INFORMATION SUPPLIED –
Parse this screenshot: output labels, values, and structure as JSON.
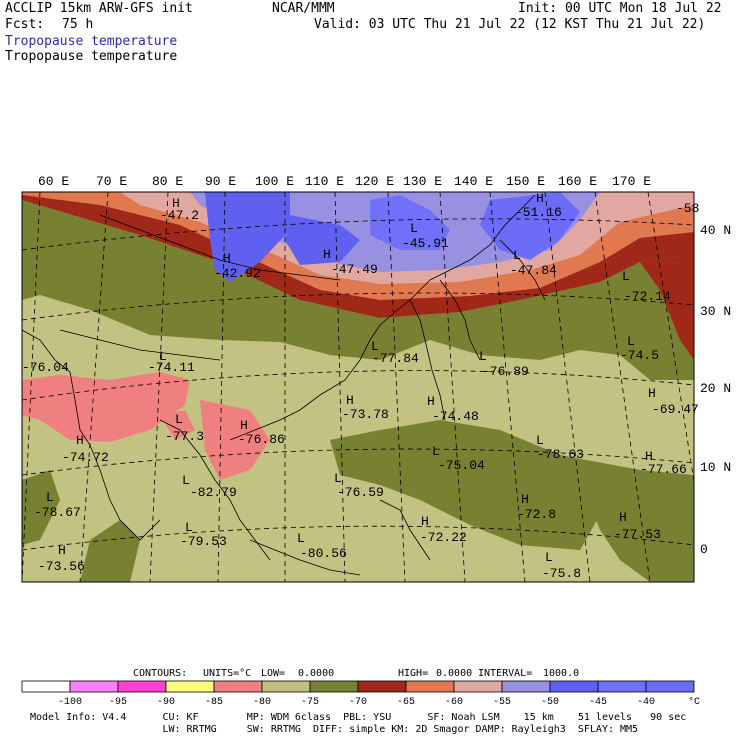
{
  "header": {
    "model": "ACCLIP 15km ARW-GFS init",
    "center": "NCAR/MMM",
    "init": "Init: 00 UTC Mon 18 Jul 22",
    "fcst_label": "Fcst:",
    "fcst_value": "75 h",
    "valid": "Valid: 03 UTC Thu 21 Jul 22 (12 KST Thu 21 Jul 22)",
    "field_title_1": "Tropopause temperature",
    "field_title_2": "Tropopause temperature"
  },
  "lon_labels": [
    "60 E",
    "70 E",
    "80 E",
    "90 E",
    "100 E",
    "110 E",
    "120 E",
    "130 E",
    "140 E",
    "150 E",
    "160 E",
    "170 E"
  ],
  "lat_labels": [
    "40 N",
    "30 N",
    "20 N",
    "10 N",
    "0"
  ],
  "contour_labels": [
    {
      "text": "-47.2",
      "pos": "nw-interior"
    },
    {
      "text": "-42.92",
      "pos": "tibet"
    },
    {
      "text": "-47.49",
      "pos": "mongolia"
    },
    {
      "text": "-45.91",
      "pos": "manchuria"
    },
    {
      "text": "-51.16",
      "pos": "sea-of-okhotsk"
    },
    {
      "text": "-47.84",
      "pos": "nw-pacific"
    },
    {
      "text": "-58",
      "pos": "ne-corner"
    },
    {
      "text": "-72.14",
      "pos": "n-pacific"
    },
    {
      "text": "-74.5",
      "pos": "e-pacific"
    },
    {
      "text": "-69.47",
      "pos": "far-east"
    },
    {
      "text": "-76.04",
      "pos": "west-edge"
    },
    {
      "text": "-74.11",
      "pos": "india-north"
    },
    {
      "text": "-77.84",
      "pos": "yellow-sea"
    },
    {
      "text": "-76.89",
      "pos": "japan-south"
    },
    {
      "text": "-73.78",
      "pos": "taiwan"
    },
    {
      "text": "-74.48",
      "pos": "philippine-sea"
    },
    {
      "text": "-77.3",
      "pos": "bay-of-bengal-north"
    },
    {
      "text": "-76.86",
      "pos": "indochina"
    },
    {
      "text": "-74.72",
      "pos": "arabian-sea"
    },
    {
      "text": "-75.04",
      "pos": "west-pacific"
    },
    {
      "text": "-78.63",
      "pos": "central-pacific"
    },
    {
      "text": "-77.66",
      "pos": "east-pacific"
    },
    {
      "text": "-82.79",
      "pos": "andaman"
    },
    {
      "text": "-76.59",
      "pos": "south-china-sea"
    },
    {
      "text": "-72.8",
      "pos": "caroline"
    },
    {
      "text": "-78.67",
      "pos": "sw-indian"
    },
    {
      "text": "-79.53",
      "pos": "sumatra"
    },
    {
      "text": "-72.22",
      "pos": "mindanao"
    },
    {
      "text": "-77.53",
      "pos": "se-pacific"
    },
    {
      "text": "-73.56",
      "pos": "sw-corner"
    },
    {
      "text": "-80.56",
      "pos": "borneo"
    },
    {
      "text": "-75.8",
      "pos": "new-guinea"
    }
  ],
  "contour_info": {
    "label": "CONTOURS:",
    "units": "UNITS=°C",
    "low_label": "LOW=",
    "low": "0.0000",
    "high_label": "HIGH=",
    "high": "0.0000",
    "interval_label": "INTERVAL=",
    "interval": "1000.0"
  },
  "colorbar": {
    "colors": [
      "#ffffff",
      "#ff80ff",
      "#ff40d0",
      "#ffff80",
      "#f08080",
      "#c0c080",
      "#788032",
      "#a02818",
      "#e07850",
      "#e0a8a0",
      "#9890e0",
      "#6060f0",
      "#7070f8",
      "#6c6cf8"
    ],
    "ticks": [
      "-100",
      "-95",
      "-90",
      "-85",
      "-80",
      "-75",
      "-70",
      "-65",
      "-60",
      "-55",
      "-50",
      "-45",
      "-40"
    ],
    "unit": "°C"
  },
  "footer": {
    "line1": "Model Info: V4.4      CU: KF        MP: WDM 6class  PBL: YSU      SF: Noah LSM    15 km    51 levels   90 sec",
    "line2": "                      LW: RRTMG     SW: RRTMG  DIFF: simple KM: 2D Smagor DAMP: Rayleigh3  SFLAY: MM5"
  }
}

PROBLEM DESCRIPTION – Pictures are excluded; repeat every record exactly.

FULL OUTPUT –
Parse this screenshot: output labels, values, and structure as JSON.
{
  "header": {
    "model": "ACCLIP 15km ARW-GFS init",
    "center": "NCAR/MMM",
    "init": "Init: 00 UTC Mon 18 Jul 22",
    "fcst_label": "Fcst:",
    "fcst_value": "75 h",
    "valid": "Valid: 03 UTC Thu 21 Jul 22 (12 KST Thu 21 Jul 22)",
    "field_title_1": "Tropopause temperature",
    "field_title_2": "Tropopause temperature"
  },
  "lon_labels": [
    "60 E",
    "70 E",
    "80 E",
    "90 E",
    "100 E",
    "110 E",
    "120 E",
    "130 E",
    "140 E",
    "150 E",
    "160 E",
    "170 E"
  ],
  "lat_labels": [
    "40 N",
    "30 N",
    "20 N",
    "10 N",
    "0"
  ],
  "contour_labels": [
    {
      "text": "-47.2",
      "pos": "nw-interior"
    },
    {
      "text": "-42.92",
      "pos": "tibet"
    },
    {
      "text": "-47.49",
      "pos": "mongolia"
    },
    {
      "text": "-45.91",
      "pos": "manchuria"
    },
    {
      "text": "-51.16",
      "pos": "sea-of-okhotsk"
    },
    {
      "text": "-47.84",
      "pos": "nw-pacific"
    },
    {
      "text": "-58",
      "pos": "ne-corner"
    },
    {
      "text": "-72.14",
      "pos": "n-pacific"
    },
    {
      "text": "-74.5",
      "pos": "e-pacific"
    },
    {
      "text": "-69.47",
      "pos": "far-east"
    },
    {
      "text": "-76.04",
      "pos": "west-edge"
    },
    {
      "text": "-74.11",
      "pos": "india-north"
    },
    {
      "text": "-77.84",
      "pos": "yellow-sea"
    },
    {
      "text": "-76.89",
      "pos": "japan-south"
    },
    {
      "text": "-73.78",
      "pos": "taiwan"
    },
    {
      "text": "-74.48",
      "pos": "philippine-sea"
    },
    {
      "text": "-77.3",
      "pos": "bay-of-bengal-north"
    },
    {
      "text": "-76.86",
      "pos": "indochina"
    },
    {
      "text": "-74.72",
      "pos": "arabian-sea"
    },
    {
      "text": "-75.04",
      "pos": "west-pacific"
    },
    {
      "text": "-78.63",
      "pos": "central-pacific"
    },
    {
      "text": "-77.66",
      "pos": "east-pacific"
    },
    {
      "text": "-82.79",
      "pos": "andaman"
    },
    {
      "text": "-76.59",
      "pos": "south-china-sea"
    },
    {
      "text": "-72.8",
      "pos": "caroline"
    },
    {
      "text": "-78.67",
      "pos": "sw-indian"
    },
    {
      "text": "-79.53",
      "pos": "sumatra"
    },
    {
      "text": "-72.22",
      "pos": "mindanao"
    },
    {
      "text": "-77.53",
      "pos": "se-pacific"
    },
    {
      "text": "-73.56",
      "pos": "sw-corner"
    },
    {
      "text": "-80.56",
      "pos": "borneo"
    },
    {
      "text": "-75.8",
      "pos": "new-guinea"
    }
  ],
  "contour_info": {
    "label": "CONTOURS:",
    "units": "UNITS=°C",
    "low_label": "LOW=",
    "low": "0.0000",
    "high_label": "HIGH=",
    "high": "0.0000",
    "interval_label": "INTERVAL=",
    "interval": "1000.0"
  },
  "colorbar": {
    "colors": [
      "#ffffff",
      "#ff80ff",
      "#ff40d0",
      "#ffff80",
      "#f08080",
      "#c0c080",
      "#788032",
      "#a02818",
      "#e07850",
      "#e0a8a0",
      "#9890e0",
      "#6060f0",
      "#7070f8",
      "#6c6cf8"
    ],
    "ticks": [
      "-100",
      "-95",
      "-90",
      "-85",
      "-80",
      "-75",
      "-70",
      "-65",
      "-60",
      "-55",
      "-50",
      "-45",
      "-40"
    ],
    "unit": "°C"
  },
  "footer": {
    "line1": "Model Info: V4.4      CU: KF        MP: WDM 6class  PBL: YSU      SF: Noah LSM    15 km    51 levels   90 sec",
    "line2": "                      LW: RRTMG     SW: RRTMG  DIFF: simple KM: 2D Smagor DAMP: Rayleigh3  SFLAY: MM5"
  }
}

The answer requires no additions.